**Collection entries**.
######

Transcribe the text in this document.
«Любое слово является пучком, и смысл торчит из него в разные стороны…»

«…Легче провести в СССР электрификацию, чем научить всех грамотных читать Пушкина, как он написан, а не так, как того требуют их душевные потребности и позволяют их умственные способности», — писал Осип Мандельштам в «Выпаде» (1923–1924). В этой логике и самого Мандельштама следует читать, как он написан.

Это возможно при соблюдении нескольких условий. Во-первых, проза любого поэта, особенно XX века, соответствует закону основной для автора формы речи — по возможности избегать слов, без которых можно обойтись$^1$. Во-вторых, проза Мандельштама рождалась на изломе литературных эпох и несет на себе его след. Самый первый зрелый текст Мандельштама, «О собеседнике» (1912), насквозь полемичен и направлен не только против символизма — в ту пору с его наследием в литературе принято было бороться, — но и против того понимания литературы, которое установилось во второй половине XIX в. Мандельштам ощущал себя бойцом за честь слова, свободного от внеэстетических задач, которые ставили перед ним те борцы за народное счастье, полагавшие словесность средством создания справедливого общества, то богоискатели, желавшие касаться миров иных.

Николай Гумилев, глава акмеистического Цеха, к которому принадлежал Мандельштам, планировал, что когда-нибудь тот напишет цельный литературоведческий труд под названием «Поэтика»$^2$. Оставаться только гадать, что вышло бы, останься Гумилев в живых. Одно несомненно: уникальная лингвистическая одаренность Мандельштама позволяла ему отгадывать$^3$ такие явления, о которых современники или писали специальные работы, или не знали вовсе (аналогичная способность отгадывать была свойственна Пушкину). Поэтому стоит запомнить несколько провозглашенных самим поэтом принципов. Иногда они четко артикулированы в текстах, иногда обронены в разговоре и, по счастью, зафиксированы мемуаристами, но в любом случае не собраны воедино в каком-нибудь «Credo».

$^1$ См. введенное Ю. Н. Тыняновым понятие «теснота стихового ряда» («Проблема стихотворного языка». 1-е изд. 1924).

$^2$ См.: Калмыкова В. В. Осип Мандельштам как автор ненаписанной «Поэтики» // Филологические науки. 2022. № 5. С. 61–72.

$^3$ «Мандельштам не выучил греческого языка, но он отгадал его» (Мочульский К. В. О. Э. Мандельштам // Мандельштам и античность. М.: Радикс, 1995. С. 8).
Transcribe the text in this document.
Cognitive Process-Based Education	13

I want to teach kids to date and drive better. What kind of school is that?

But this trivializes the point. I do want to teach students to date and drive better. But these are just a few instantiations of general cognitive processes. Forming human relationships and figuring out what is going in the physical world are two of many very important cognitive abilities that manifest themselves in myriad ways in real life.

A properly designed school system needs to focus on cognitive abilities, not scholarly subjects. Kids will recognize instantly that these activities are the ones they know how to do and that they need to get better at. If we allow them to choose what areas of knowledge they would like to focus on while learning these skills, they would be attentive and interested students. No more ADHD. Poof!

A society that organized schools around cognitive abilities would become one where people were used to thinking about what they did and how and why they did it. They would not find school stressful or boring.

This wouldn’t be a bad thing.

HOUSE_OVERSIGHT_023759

######

**WHAT YOU WILL DO**. All of the entries above need to be reproduced exactly.

**FULL SOLUTION**.
Transcribe the text in this document.
«Любое слово является пучком, и смысл торчит из него в разные стороны…»

«…Легче провести в СССР электрификацию, чем научить всех грамотных читать Пушкина, как он написан, а не так, как того требуют их душевные потребности и позволяют их умственные способности», — писал Осип Мандельштам в «Выпаде» (1923–1924). В этой логике и самого Мандельштама следует читать, как он написан.

Это возможно при соблюдении нескольких условий. Во-первых, проза любого поэта, особенно XX века, соответствует закону основной для автора формы речи — по возможности избегать слов, без которых можно обойтись$^1$. Во-вторых, проза Мандельштама рождалась на изломе литературных эпох и несет на себе его след. Самый первый зрелый текст Мандельштама, «О собеседнике» (1912), насквозь полемичен и направлен не только против символизма — в ту пору с его наследием в литературе принято было бороться, — но и против того понимания литературы, которое установилось во второй половине XIX в. Мандельштам ощущал себя бойцом за честь слова, свободного от внеэстетических задач, которые ставили перед ним те борцы за народное счастье, полагавшие словесность средством создания справедливого общества, то богоискатели, желавшие касаться миров иных.

Николай Гумилев, глава акмеистического Цеха, к которому принадлежал Мандельштам, планировал, что когда-нибудь тот напишет цельный литературоведческий труд под названием «Поэтика»$^2$. Оставаться только гадать, что вышло бы, останься Гумилев в живых. Одно несомненно: уникальная лингвистическая одаренность Мандельштама позволяла ему отгадывать$^3$ такие явления, о которых современники или писали специальные работы, или не знали вовсе (аналогичная способность отгадывать была свойственна Пушкину). Поэтому стоит запомнить несколько провозглашенных самим поэтом принципов. Иногда они четко артикулированы в текстах, иногда обронены в разговоре и, по счастью, зафиксированы мемуаристами, но в любом случае не собраны воедино в каком-нибудь «Credo».

$^1$ См. введенное Ю. Н. Тыняновым понятие «теснота стихового ряда» («Проблема стихотворного языка». 1-е изд. 1924).

$^2$ См.: Калмыкова В. В. Осип Мандельштам как автор ненаписанной «Поэтики» // Филологические науки. 2022. № 5. С. 61–72.

$^3$ «Мандельштам не выучил греческого языка, но он отгадал его» (Мочульский К. В. О. Э. Мандельштам // Мандельштам и античность. М.: Радикс, 1995. С. 8).
Transcribe the text in this document.
Cognitive Process-Based Education	13

I want to teach kids to date and drive better. What kind of school is that?

But this trivializes the point. I do want to teach students to date and drive better. But these are just a few instantiations of general cognitive processes. Forming human relationships and figuring out what is going in the physical world are two of many very important cognitive abilities that manifest themselves in myriad ways in real life.

A properly designed school system needs to focus on cognitive abilities, not scholarly subjects. Kids will recognize instantly that these activities are the ones they know how to do and that they need to get better at. If we allow them to choose what areas of knowledge they would like to focus on while learning these skills, they would be attentive and interested students. No more ADHD. Poof!

A society that organized schools around cognitive abilities would become one where people were used to thinking about what they did and how and why they did it. They would not find school stressful or boring.

This wouldn’t be a bad thing.

HOUSE_OVERSIGHT_023759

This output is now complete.